→ Your task: Your copy of the material below should match it exactly, except that it holds no pictures.

→ Information given:
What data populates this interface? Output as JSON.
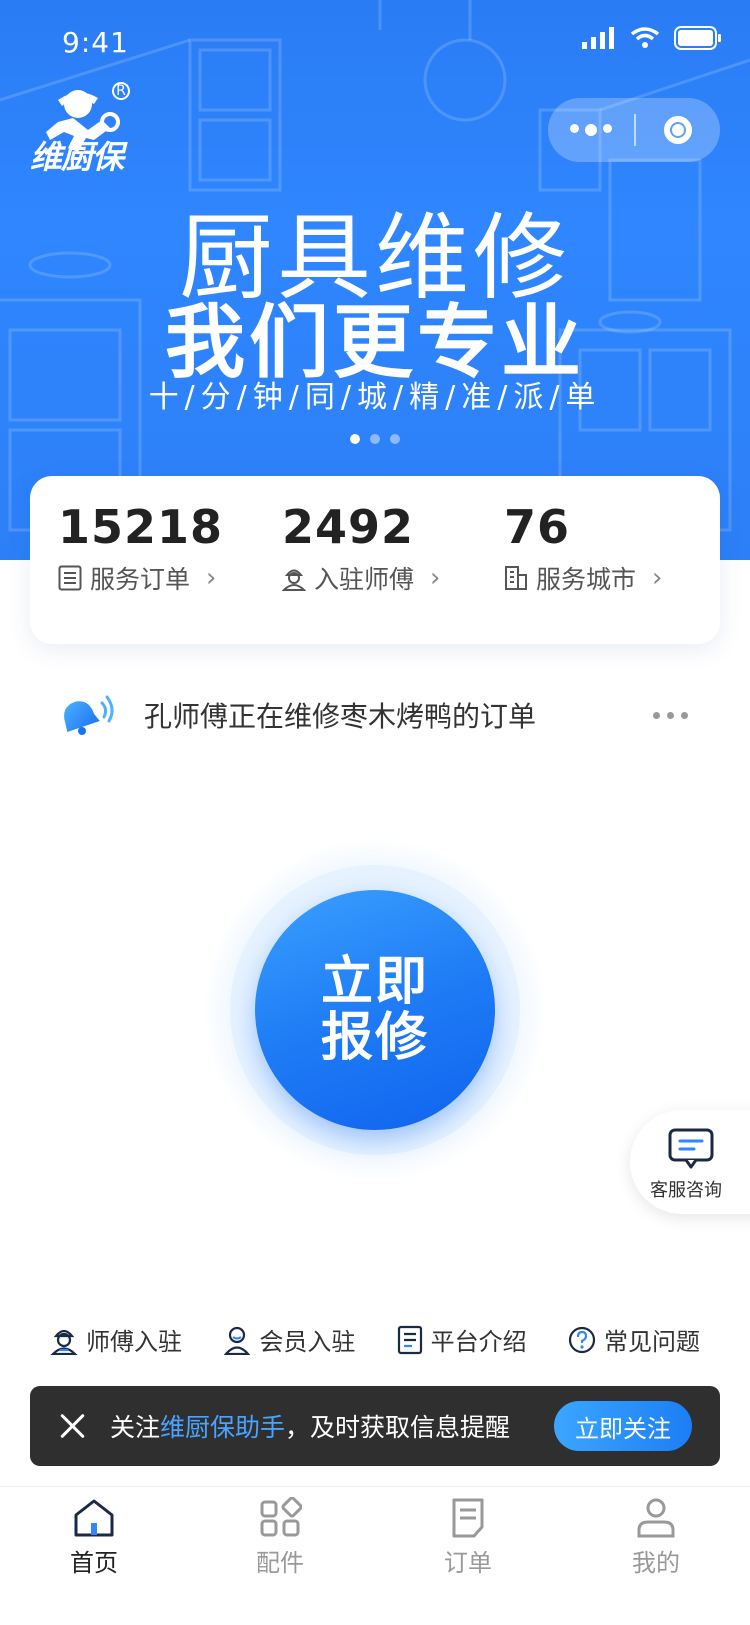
{
  "status_bar": {
    "time": "9:41"
  },
  "brand": {
    "logo_text": "维厨保",
    "registered": "R"
  },
  "hero": {
    "title": "厨具维修",
    "subtitle": "我们更专业",
    "tagline": "十/分/钟/同/城/精/准/派/单",
    "carousel": {
      "count": 3,
      "active": 0
    }
  },
  "stats": [
    {
      "value": "15218",
      "label": "服务订单",
      "icon": "list-icon"
    },
    {
      "value": "2492",
      "label": "入驻师傅",
      "icon": "worker-icon"
    },
    {
      "value": "76",
      "label": "服务城市",
      "icon": "building-icon"
    }
  ],
  "notice": {
    "text": "孔师傅正在维修枣木烤鸭的订单"
  },
  "repair_button": {
    "line1": "立即",
    "line2": "报修"
  },
  "service": {
    "label": "客服咨询"
  },
  "quick_links": [
    {
      "label": "师傅入驻",
      "icon": "worker-icon"
    },
    {
      "label": "会员入驻",
      "icon": "member-icon"
    },
    {
      "label": "平台介绍",
      "icon": "document-icon"
    },
    {
      "label": "常见问题",
      "icon": "question-icon"
    }
  ],
  "follow_bar": {
    "prefix": "关注",
    "highlight": "维厨保助手",
    "suffix": "，及时获取信息提醒",
    "button": "立即关注"
  },
  "tabs": [
    {
      "label": "首页",
      "icon": "home-icon",
      "active": true
    },
    {
      "label": "配件",
      "icon": "parts-icon",
      "active": false
    },
    {
      "label": "订单",
      "icon": "order-icon",
      "active": false
    },
    {
      "label": "我的",
      "icon": "profile-icon",
      "active": false
    }
  ],
  "colors": {
    "primary": "#1f7cf5",
    "hero": "#2f86ff",
    "dark_bar": "#2f2f30",
    "highlight": "#4aa4ff"
  }
}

→ Result of the exercise:
What data populates this interface? Output as JSON.
{
  "status_bar": {
    "time": "9:41"
  },
  "brand": {
    "logo_text": "维厨保",
    "registered": "R"
  },
  "hero": {
    "title": "厨具维修",
    "subtitle": "我们更专业",
    "tagline": "十/分/钟/同/城/精/准/派/单",
    "carousel": {
      "count": 3,
      "active": 0
    }
  },
  "stats": [
    {
      "value": "15218",
      "label": "服务订单",
      "icon": "list-icon"
    },
    {
      "value": "2492",
      "label": "入驻师傅",
      "icon": "worker-icon"
    },
    {
      "value": "76",
      "label": "服务城市",
      "icon": "building-icon"
    }
  ],
  "notice": {
    "text": "孔师傅正在维修枣木烤鸭的订单"
  },
  "repair_button": {
    "line1": "立即",
    "line2": "报修"
  },
  "service": {
    "label": "客服咨询"
  },
  "quick_links": [
    {
      "label": "师傅入驻",
      "icon": "worker-icon"
    },
    {
      "label": "会员入驻",
      "icon": "member-icon"
    },
    {
      "label": "平台介绍",
      "icon": "document-icon"
    },
    {
      "label": "常见问题",
      "icon": "question-icon"
    }
  ],
  "follow_bar": {
    "prefix": "关注",
    "highlight": "维厨保助手",
    "suffix": "，及时获取信息提醒",
    "button": "立即关注"
  },
  "tabs": [
    {
      "label": "首页",
      "icon": "home-icon",
      "active": true
    },
    {
      "label": "配件",
      "icon": "parts-icon",
      "active": false
    },
    {
      "label": "订单",
      "icon": "order-icon",
      "active": false
    },
    {
      "label": "我的",
      "icon": "profile-icon",
      "active": false
    }
  ],
  "colors": {
    "primary": "#1f7cf5",
    "hero": "#2f86ff",
    "dark_bar": "#2f2f30",
    "highlight": "#4aa4ff"
  }
}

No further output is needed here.